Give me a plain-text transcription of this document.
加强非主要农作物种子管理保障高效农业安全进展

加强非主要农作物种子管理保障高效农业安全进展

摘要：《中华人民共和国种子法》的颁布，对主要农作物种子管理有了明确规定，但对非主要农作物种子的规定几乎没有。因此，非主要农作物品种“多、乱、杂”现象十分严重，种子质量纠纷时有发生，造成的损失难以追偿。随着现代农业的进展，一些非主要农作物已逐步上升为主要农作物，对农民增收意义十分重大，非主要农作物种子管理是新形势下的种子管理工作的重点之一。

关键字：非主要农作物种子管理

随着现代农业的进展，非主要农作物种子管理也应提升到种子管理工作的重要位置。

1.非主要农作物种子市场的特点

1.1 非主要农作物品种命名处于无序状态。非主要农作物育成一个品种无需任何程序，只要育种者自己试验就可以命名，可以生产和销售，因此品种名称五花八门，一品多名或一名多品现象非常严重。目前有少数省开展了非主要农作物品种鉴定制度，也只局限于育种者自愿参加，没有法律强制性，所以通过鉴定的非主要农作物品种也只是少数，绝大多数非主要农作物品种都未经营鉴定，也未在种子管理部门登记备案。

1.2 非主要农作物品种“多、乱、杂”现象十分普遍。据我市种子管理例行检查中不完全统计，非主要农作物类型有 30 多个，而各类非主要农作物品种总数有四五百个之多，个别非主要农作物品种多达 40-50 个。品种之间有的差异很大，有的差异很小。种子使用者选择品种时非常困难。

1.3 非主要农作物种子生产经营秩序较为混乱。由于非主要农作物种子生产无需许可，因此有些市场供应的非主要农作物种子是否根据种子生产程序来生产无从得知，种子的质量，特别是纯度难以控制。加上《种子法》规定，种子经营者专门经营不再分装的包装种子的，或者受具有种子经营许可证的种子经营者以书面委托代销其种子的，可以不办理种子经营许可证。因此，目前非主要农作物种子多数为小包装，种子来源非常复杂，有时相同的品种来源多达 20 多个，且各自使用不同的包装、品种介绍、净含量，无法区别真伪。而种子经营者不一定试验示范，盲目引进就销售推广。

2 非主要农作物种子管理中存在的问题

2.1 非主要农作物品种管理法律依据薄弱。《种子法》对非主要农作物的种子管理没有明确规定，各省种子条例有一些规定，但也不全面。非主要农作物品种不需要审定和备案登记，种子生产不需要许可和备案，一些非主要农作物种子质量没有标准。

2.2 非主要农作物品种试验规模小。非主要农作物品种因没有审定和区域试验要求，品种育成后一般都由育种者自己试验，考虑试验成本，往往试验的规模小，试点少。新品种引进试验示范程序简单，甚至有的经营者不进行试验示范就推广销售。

= = =

## Goal:
Locate all lines holding the word "随着现代农业的进展", then copy them out.

## Task answer:
摘要：《中华人民共和国种子法》的颁布，对主要农作物种子管理有了明确规定，但对非主要农作物种子的规定几乎没有。因此，非主要农作物品种“多、乱、杂”现象十分严重，种子质量纠纷时有发生，造成的损失难以追偿。随着现代农业的进展，一些非主要农作物已逐步上升为主要农作物，对农民增收意义十分重大，非主要农作物种子管理是新形势下的种子管理工作的重点之一。
随着现代农业的进展，非主要农作物种子管理也应提升到种子管理工作的重要位置。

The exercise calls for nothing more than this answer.